- [The exercise] Here are some entries; quote each one exactly.

- [Records to process]

--- START ---

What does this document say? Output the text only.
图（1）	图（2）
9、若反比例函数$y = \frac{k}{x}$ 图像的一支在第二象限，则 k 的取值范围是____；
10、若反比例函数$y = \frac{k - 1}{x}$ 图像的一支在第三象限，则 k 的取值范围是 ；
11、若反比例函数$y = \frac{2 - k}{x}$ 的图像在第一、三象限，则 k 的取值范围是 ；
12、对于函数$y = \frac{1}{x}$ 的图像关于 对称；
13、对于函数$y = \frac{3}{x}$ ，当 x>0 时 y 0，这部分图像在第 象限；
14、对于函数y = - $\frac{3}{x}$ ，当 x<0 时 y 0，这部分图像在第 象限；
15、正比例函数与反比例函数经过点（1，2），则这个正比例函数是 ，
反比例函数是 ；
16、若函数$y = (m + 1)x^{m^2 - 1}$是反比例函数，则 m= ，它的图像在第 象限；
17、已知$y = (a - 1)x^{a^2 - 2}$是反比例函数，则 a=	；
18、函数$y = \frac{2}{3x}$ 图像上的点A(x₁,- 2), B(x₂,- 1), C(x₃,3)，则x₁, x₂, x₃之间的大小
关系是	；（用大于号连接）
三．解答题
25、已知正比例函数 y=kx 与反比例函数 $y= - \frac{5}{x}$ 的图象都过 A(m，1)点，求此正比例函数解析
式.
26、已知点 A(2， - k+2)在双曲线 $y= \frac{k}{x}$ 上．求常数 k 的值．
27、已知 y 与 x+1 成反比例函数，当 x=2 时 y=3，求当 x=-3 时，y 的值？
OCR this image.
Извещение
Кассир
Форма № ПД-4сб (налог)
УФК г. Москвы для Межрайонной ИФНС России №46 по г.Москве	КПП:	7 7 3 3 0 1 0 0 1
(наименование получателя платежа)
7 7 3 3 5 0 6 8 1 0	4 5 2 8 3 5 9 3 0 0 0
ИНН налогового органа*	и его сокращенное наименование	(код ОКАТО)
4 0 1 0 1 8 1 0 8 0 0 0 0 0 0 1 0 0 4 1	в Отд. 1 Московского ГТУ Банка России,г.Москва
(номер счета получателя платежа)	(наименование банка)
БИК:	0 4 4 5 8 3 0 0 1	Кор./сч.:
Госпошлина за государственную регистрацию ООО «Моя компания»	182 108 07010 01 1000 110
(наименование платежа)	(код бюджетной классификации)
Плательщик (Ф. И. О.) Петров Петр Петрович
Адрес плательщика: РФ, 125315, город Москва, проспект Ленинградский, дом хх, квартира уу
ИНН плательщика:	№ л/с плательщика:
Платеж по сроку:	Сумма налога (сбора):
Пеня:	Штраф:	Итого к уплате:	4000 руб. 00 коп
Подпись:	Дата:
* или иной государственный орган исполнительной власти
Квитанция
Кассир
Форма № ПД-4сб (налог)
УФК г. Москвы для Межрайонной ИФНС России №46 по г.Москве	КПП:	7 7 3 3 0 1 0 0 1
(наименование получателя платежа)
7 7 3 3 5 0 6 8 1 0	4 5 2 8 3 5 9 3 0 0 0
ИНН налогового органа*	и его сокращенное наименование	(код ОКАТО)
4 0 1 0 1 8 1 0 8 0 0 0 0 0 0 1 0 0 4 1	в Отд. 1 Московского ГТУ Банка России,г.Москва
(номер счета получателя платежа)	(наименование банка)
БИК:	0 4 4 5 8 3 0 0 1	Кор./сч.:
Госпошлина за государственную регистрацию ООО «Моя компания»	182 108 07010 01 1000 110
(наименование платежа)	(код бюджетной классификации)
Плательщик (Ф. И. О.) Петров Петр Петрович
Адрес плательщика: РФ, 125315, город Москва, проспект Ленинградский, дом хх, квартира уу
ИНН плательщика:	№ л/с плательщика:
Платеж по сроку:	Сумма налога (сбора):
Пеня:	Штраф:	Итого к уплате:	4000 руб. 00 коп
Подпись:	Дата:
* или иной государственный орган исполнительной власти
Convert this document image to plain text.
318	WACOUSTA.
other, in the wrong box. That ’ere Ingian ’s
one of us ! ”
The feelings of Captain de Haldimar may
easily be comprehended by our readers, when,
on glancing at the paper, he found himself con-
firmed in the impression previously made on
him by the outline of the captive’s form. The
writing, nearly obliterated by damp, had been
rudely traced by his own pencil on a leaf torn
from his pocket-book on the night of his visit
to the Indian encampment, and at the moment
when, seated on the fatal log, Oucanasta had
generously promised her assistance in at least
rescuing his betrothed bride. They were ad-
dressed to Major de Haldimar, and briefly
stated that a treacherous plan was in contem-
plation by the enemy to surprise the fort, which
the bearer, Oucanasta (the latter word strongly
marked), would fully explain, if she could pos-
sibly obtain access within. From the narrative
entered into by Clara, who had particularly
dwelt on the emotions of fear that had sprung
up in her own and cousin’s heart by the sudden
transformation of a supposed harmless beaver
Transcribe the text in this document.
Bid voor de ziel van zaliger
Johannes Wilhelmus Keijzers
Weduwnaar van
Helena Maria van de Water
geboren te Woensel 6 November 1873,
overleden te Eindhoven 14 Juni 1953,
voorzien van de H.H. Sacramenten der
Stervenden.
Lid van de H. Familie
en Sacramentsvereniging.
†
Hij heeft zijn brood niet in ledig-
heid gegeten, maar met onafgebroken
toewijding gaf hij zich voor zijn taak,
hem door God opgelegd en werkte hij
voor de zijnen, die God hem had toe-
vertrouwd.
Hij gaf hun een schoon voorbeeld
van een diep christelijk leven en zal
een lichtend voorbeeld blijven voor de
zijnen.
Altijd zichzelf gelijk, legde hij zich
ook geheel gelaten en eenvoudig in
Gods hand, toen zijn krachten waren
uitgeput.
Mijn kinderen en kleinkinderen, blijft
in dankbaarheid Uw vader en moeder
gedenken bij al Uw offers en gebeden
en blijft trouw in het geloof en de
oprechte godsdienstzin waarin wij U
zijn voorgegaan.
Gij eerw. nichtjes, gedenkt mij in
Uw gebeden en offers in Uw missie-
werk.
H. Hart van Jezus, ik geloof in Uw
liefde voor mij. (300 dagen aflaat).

--- END ---

- [Exercise result]
What does this document say? Output the text only.
图（1）	图（2）
9、若反比例函数$y = \frac{k}{x}$ 图像的一支在第二象限，则 k 的取值范围是____；
10、若反比例函数$y = \frac{k - 1}{x}$ 图像的一支在第三象限，则 k 的取值范围是 ；
11、若反比例函数$y = \frac{2 - k}{x}$ 的图像在第一、三象限，则 k 的取值范围是 ；
12、对于函数$y = \frac{1}{x}$ 的图像关于 对称；
13、对于函数$y = \frac{3}{x}$ ，当 x>0 时 y 0，这部分图像在第 象限；
14、对于函数y = - $\frac{3}{x}$ ，当 x<0 时 y 0，这部分图像在第 象限；
15、正比例函数与反比例函数经过点（1，2），则这个正比例函数是 ，
反比例函数是 ；
16、若函数$y = (m + 1)x^{m^2 - 1}$是反比例函数，则 m= ，它的图像在第 象限；
17、已知$y = (a - 1)x^{a^2 - 2}$是反比例函数，则 a=	；
18、函数$y = \frac{2}{3x}$ 图像上的点A(x₁,- 2), B(x₂,- 1), C(x₃,3)，则x₁, x₂, x₃之间的大小
关系是	；（用大于号连接）
三．解答题
25、已知正比例函数 y=kx 与反比例函数 $y= - \frac{5}{x}$ 的图象都过 A(m，1)点，求此正比例函数解析
式.
26、已知点 A(2， - k+2)在双曲线 $y= \frac{k}{x}$ 上．求常数 k 的值．
27、已知 y 与 x+1 成反比例函数，当 x=2 时 y=3，求当 x=-3 时，y 的值？
OCR this image.
Извещение
Кассир
Форма № ПД-4сб (налог)
УФК г. Москвы для Межрайонной ИФНС России №46 по г.Москве	КПП:	7 7 3 3 0 1 0 0 1
(наименование получателя платежа)
7 7 3 3 5 0 6 8 1 0	4 5 2 8 3 5 9 3 0 0 0
ИНН налогового органа*	и его сокращенное наименование	(код ОКАТО)
4 0 1 0 1 8 1 0 8 0 0 0 0 0 0 1 0 0 4 1	в Отд. 1 Московского ГТУ Банка России,г.Москва
(номер счета получателя платежа)	(наименование банка)
БИК:	0 4 4 5 8 3 0 0 1	Кор./сч.:
Госпошлина за государственную регистрацию ООО «Моя компания»	182 108 07010 01 1000 110
(наименование платежа)	(код бюджетной классификации)
Плательщик (Ф. И. О.) Петров Петр Петрович
Адрес плательщика: РФ, 125315, город Москва, проспект Ленинградский, дом хх, квартира уу
ИНН плательщика:	№ л/с плательщика:
Платеж по сроку:	Сумма налога (сбора):
Пеня:	Штраф:	Итого к уплате:	4000 руб. 00 коп
Подпись:	Дата:
* или иной государственный орган исполнительной власти
Квитанция
Кассир
Форма № ПД-4сб (налог)
УФК г. Москвы для Межрайонной ИФНС России №46 по г.Москве	КПП:	7 7 3 3 0 1 0 0 1
(наименование получателя платежа)
7 7 3 3 5 0 6 8 1 0	4 5 2 8 3 5 9 3 0 0 0
ИНН налогового органа*	и его сокращенное наименование	(код ОКАТО)
4 0 1 0 1 8 1 0 8 0 0 0 0 0 0 1 0 0 4 1	в Отд. 1 Московского ГТУ Банка России,г.Москва
(номер счета получателя платежа)	(наименование банка)
БИК:	0 4 4 5 8 3 0 0 1	Кор./сч.:
Госпошлина за государственную регистрацию ООО «Моя компания»	182 108 07010 01 1000 110
(наименование платежа)	(код бюджетной классификации)
Плательщик (Ф. И. О.) Петров Петр Петрович
Адрес плательщика: РФ, 125315, город Москва, проспект Ленинградский, дом хх, квартира уу
ИНН плательщика:	№ л/с плательщика:
Платеж по сроку:	Сумма налога (сбора):
Пеня:	Штраф:	Итого к уплате:	4000 руб. 00 коп
Подпись:	Дата:
* или иной государственный орган исполнительной власти
Convert this document image to plain text.
318	WACOUSTA.
other, in the wrong box. That ’ere Ingian ’s
one of us ! ”
The feelings of Captain de Haldimar may
easily be comprehended by our readers, when,
on glancing at the paper, he found himself con-
firmed in the impression previously made on
him by the outline of the captive’s form. The
writing, nearly obliterated by damp, had been
rudely traced by his own pencil on a leaf torn
from his pocket-book on the night of his visit
to the Indian encampment, and at the moment
when, seated on the fatal log, Oucanasta had
generously promised her assistance in at least
rescuing his betrothed bride. They were ad-
dressed to Major de Haldimar, and briefly
stated that a treacherous plan was in contem-
plation by the enemy to surprise the fort, which
the bearer, Oucanasta (the latter word strongly
marked), would fully explain, if she could pos-
sibly obtain access within. From the narrative
entered into by Clara, who had particularly
dwelt on the emotions of fear that had sprung
up in her own and cousin’s heart by the sudden
transformation of a supposed harmless beaver
Transcribe the text in this document.
Bid voor de ziel van zaliger
Johannes Wilhelmus Keijzers
Weduwnaar van
Helena Maria van de Water
geboren te Woensel 6 November 1873,
overleden te Eindhoven 14 Juni 1953,
voorzien van de H.H. Sacramenten der
Stervenden.
Lid van de H. Familie
en Sacramentsvereniging.
†
Hij heeft zijn brood niet in ledig-
heid gegeten, maar met onafgebroken
toewijding gaf hij zich voor zijn taak,
hem door God opgelegd en werkte hij
voor de zijnen, die God hem had toe-
vertrouwd.
Hij gaf hun een schoon voorbeeld
van een diep christelijk leven en zal
een lichtend voorbeeld blijven voor de
zijnen.
Altijd zichzelf gelijk, legde hij zich
ook geheel gelaten en eenvoudig in
Gods hand, toen zijn krachten waren
uitgeput.
Mijn kinderen en kleinkinderen, blijft
in dankbaarheid Uw vader en moeder
gedenken bij al Uw offers en gebeden
en blijft trouw in het geloof en de
oprechte godsdienstzin waarin wij U
zijn voorgegaan.
Gij eerw. nichtjes, gedenkt mij in
Uw gebeden en offers in Uw missie-
werk.
H. Hart van Jezus, ik geloof in Uw
liefde voor mij. (300 dagen aflaat).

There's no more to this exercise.